## Begin RECORDS PROVIDED

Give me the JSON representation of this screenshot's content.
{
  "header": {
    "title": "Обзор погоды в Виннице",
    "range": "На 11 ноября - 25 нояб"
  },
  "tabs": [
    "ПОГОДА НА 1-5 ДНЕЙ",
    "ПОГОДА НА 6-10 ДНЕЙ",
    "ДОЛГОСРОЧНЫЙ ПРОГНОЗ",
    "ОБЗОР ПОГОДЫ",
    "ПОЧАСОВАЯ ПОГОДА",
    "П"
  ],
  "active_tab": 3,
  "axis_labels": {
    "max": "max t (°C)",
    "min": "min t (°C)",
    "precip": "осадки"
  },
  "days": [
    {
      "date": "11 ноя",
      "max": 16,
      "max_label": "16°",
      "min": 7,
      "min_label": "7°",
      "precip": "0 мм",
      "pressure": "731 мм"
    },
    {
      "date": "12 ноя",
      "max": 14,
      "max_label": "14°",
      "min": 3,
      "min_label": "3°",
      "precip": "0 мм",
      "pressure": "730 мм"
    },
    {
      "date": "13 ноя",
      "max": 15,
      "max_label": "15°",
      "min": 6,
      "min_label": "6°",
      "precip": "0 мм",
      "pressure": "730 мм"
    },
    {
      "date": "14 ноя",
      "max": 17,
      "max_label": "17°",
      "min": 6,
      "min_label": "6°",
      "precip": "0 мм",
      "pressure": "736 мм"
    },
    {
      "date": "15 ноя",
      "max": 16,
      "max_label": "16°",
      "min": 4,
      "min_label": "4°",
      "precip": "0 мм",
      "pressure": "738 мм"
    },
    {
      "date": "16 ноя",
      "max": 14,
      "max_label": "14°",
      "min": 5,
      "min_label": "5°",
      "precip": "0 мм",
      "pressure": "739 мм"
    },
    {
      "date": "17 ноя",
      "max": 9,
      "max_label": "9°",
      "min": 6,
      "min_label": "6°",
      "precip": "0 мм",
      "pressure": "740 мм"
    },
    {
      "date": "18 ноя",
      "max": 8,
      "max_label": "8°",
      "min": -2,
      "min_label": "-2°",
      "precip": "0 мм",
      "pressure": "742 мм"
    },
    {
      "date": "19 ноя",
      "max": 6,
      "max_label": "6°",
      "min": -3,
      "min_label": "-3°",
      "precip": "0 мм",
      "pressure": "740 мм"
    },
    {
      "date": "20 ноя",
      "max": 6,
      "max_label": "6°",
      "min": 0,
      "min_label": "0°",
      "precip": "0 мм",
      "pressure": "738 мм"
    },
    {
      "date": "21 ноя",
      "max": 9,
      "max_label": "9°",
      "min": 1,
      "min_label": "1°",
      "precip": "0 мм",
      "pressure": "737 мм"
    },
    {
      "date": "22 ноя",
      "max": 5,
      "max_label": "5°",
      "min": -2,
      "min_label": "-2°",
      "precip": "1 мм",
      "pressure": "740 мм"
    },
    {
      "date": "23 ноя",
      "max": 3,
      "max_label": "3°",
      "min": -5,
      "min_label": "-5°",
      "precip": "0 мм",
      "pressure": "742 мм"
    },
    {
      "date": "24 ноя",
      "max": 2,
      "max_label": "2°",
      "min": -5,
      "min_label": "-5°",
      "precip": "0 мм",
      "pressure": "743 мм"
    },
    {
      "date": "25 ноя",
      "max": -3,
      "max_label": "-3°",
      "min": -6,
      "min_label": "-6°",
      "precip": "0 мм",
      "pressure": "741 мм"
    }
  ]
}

## End RECORDS PROVIDED

WORK TO DO:
Collect the lines of the data that carry the word "ПОГОДА".

OUTPUT:
    "ПОГОДА НА 1-5 ДНЕЙ",
    "ПОГОДА НА 6-10 ДНЕЙ",
    "ПОЧАСОВАЯ ПОГОДА",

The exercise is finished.